Aim of the task: Rewrite everything from the line containing "List each element" down to the line containing "chevron-down-icon: ⌄ — [399, 55, 407, 64]", swapping "bbox" for "bounding box" and leaving all else unchanged. Omit the pictures from your answer.

Records:
* BEGIN *

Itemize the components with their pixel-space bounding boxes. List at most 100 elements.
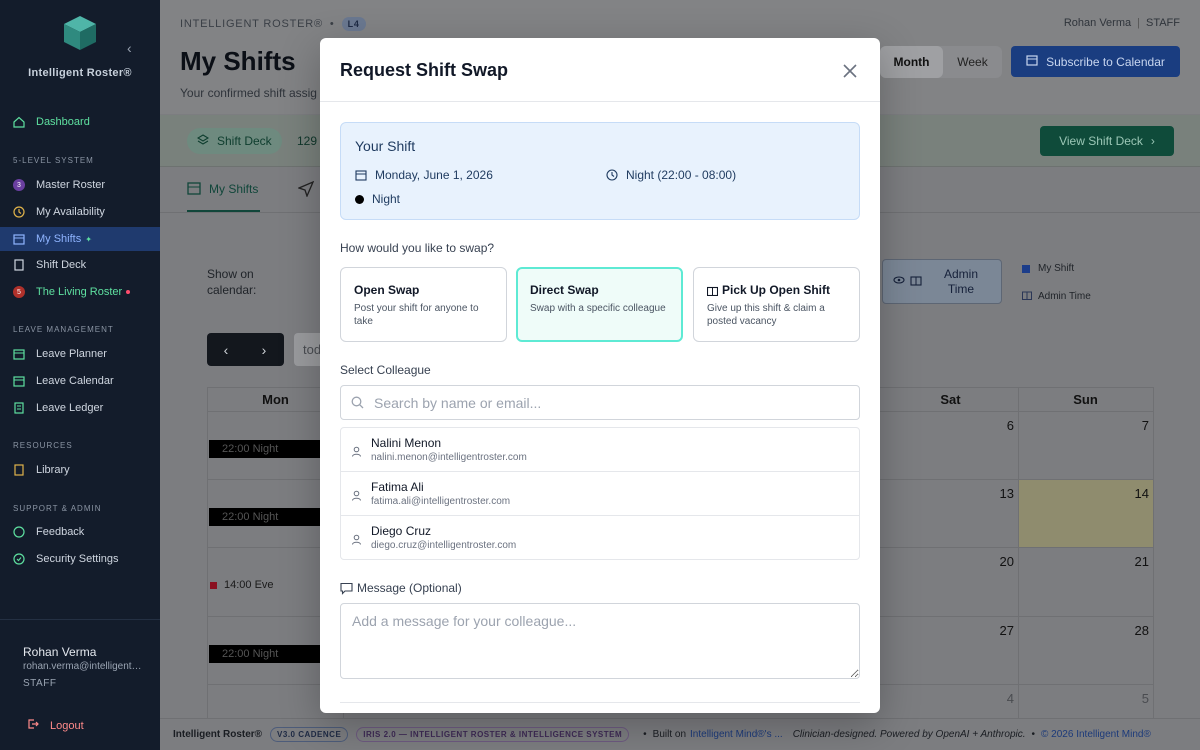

* END *
* BEGIN *

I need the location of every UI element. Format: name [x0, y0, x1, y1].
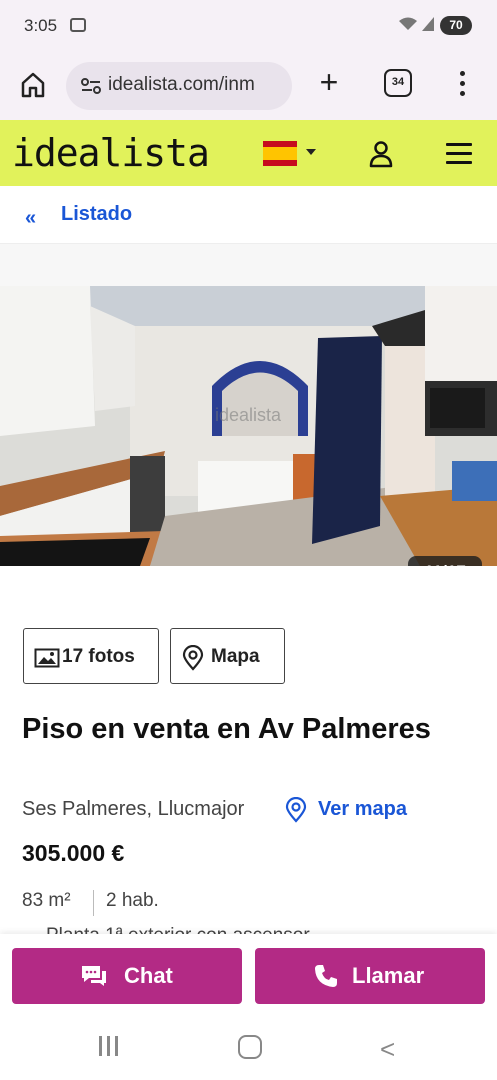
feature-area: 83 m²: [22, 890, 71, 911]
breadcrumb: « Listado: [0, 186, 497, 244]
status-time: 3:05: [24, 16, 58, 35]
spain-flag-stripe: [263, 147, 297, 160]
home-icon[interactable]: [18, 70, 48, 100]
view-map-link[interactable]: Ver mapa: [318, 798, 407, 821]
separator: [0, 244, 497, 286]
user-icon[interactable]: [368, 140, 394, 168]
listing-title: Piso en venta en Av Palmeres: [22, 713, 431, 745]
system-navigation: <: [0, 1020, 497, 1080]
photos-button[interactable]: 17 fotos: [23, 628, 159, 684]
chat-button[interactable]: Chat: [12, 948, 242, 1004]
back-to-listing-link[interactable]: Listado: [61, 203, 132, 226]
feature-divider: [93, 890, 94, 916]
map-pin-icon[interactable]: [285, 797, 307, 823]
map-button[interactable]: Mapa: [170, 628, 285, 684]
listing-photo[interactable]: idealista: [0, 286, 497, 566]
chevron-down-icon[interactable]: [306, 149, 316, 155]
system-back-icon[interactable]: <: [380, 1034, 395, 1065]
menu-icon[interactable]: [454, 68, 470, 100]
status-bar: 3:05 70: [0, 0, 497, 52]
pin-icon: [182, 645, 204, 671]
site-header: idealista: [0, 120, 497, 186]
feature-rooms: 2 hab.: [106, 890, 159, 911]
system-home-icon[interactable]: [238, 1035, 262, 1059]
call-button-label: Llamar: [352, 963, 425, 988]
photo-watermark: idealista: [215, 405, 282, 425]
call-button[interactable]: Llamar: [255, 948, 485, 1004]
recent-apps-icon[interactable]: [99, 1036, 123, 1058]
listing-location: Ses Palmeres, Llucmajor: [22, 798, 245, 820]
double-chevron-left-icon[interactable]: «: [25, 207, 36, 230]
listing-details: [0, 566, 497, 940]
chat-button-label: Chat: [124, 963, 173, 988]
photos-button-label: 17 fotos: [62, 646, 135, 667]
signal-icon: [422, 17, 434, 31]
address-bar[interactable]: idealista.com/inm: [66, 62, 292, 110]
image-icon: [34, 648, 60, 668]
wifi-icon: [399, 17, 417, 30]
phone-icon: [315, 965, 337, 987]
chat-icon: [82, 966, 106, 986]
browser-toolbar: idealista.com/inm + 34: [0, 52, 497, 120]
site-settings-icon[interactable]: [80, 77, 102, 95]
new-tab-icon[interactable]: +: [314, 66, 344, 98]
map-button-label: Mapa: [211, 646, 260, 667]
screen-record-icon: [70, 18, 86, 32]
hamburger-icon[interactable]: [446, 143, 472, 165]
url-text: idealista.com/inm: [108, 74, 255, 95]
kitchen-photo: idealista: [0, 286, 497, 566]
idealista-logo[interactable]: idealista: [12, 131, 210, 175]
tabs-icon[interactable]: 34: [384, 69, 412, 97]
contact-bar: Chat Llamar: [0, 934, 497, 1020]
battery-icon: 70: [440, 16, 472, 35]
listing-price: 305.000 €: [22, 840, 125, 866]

* END *
* BEGIN *

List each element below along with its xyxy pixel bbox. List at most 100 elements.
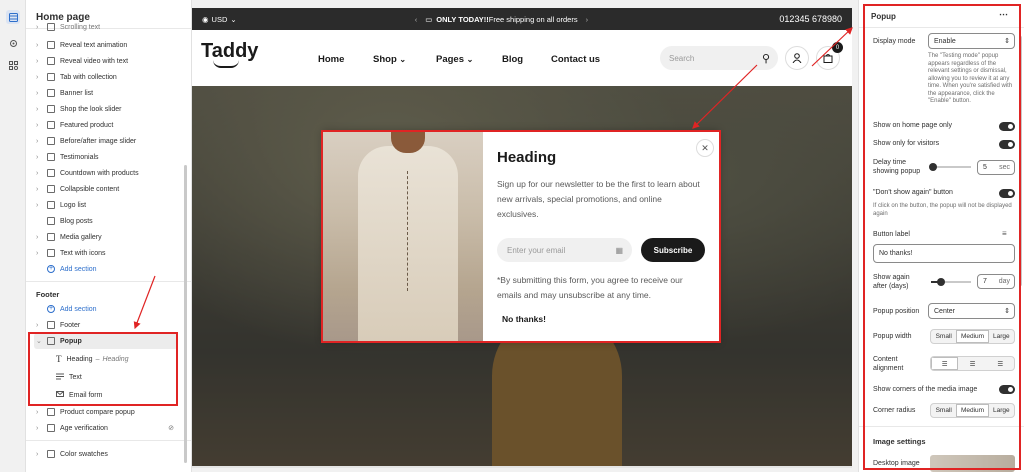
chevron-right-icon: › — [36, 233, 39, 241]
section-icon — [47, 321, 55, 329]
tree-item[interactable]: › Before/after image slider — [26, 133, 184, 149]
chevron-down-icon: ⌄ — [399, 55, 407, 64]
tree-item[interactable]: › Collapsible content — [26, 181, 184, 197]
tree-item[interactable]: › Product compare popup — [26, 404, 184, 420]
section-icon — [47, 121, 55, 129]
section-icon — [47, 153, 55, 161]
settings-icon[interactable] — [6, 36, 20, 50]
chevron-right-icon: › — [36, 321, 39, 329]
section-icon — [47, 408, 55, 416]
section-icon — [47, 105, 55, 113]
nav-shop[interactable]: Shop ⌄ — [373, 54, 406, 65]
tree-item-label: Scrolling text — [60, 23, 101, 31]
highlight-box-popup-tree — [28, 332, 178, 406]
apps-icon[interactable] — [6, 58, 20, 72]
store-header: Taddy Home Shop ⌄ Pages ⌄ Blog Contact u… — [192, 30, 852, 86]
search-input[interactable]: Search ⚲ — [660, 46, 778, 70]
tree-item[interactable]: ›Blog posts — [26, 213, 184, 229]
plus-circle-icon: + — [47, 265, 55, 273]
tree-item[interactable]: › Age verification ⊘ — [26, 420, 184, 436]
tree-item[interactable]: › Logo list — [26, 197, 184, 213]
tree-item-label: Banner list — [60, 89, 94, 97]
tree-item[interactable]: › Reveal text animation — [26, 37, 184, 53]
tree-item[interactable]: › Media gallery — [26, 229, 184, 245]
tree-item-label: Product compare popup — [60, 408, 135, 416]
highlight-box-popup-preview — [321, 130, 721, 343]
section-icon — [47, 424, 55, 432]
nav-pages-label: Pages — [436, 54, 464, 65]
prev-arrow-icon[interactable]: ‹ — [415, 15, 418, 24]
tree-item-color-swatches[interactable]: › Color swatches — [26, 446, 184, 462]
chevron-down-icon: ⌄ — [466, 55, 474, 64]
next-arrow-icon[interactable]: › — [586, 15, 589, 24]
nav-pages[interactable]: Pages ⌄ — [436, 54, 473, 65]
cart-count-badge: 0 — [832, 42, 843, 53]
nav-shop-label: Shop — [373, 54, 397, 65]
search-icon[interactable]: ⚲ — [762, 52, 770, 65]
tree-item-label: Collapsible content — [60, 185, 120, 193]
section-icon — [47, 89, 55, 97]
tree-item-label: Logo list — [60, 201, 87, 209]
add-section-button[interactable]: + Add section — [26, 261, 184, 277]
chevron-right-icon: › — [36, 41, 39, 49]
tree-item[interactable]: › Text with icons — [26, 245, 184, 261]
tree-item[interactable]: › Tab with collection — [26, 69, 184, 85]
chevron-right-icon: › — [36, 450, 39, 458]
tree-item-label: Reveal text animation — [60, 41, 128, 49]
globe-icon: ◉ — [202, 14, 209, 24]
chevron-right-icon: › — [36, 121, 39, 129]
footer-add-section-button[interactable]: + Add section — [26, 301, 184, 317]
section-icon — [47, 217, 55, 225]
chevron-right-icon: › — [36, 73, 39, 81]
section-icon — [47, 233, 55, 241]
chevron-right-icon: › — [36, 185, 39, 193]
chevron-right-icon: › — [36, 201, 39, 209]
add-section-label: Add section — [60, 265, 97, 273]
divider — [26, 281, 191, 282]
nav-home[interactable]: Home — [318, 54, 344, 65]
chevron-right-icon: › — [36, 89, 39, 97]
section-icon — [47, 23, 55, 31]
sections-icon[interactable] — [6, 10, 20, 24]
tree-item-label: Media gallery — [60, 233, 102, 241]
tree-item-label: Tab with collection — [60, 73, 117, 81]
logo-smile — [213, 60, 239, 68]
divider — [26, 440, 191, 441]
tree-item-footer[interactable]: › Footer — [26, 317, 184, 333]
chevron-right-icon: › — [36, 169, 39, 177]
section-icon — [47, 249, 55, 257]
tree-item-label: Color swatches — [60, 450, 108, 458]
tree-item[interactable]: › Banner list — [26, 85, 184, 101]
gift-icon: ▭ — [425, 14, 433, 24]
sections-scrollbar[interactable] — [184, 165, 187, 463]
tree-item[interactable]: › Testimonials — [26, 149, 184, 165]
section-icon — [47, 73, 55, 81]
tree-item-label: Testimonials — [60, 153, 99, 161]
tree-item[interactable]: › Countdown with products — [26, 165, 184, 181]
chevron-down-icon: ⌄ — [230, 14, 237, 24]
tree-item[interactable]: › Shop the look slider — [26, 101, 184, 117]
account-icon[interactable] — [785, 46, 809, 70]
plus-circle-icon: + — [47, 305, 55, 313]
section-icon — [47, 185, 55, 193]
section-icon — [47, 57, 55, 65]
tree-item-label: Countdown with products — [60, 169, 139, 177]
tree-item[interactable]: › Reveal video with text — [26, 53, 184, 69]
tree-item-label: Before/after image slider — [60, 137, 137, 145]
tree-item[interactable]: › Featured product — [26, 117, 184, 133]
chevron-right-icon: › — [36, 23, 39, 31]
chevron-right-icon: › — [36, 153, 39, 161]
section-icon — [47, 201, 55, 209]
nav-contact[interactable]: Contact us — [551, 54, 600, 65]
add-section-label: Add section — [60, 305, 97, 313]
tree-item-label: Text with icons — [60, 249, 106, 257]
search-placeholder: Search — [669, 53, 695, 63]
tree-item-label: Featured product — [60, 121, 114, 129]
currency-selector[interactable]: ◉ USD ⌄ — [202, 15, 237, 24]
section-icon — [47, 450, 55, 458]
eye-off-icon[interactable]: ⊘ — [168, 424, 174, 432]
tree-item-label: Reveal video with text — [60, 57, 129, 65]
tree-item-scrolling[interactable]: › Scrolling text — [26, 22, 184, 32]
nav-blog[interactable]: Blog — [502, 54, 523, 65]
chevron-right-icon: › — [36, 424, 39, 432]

* END *

Completed exercise:
List each element below along with its xyxy pixel bounding box. List at most 100 elements.
chevron-right-icon: › — [36, 233, 39, 241]
section-icon — [47, 321, 55, 329]
tree-item[interactable]: › Before/after image slider — [26, 133, 184, 149]
chevron-down-icon: ⌄ — [399, 55, 407, 64]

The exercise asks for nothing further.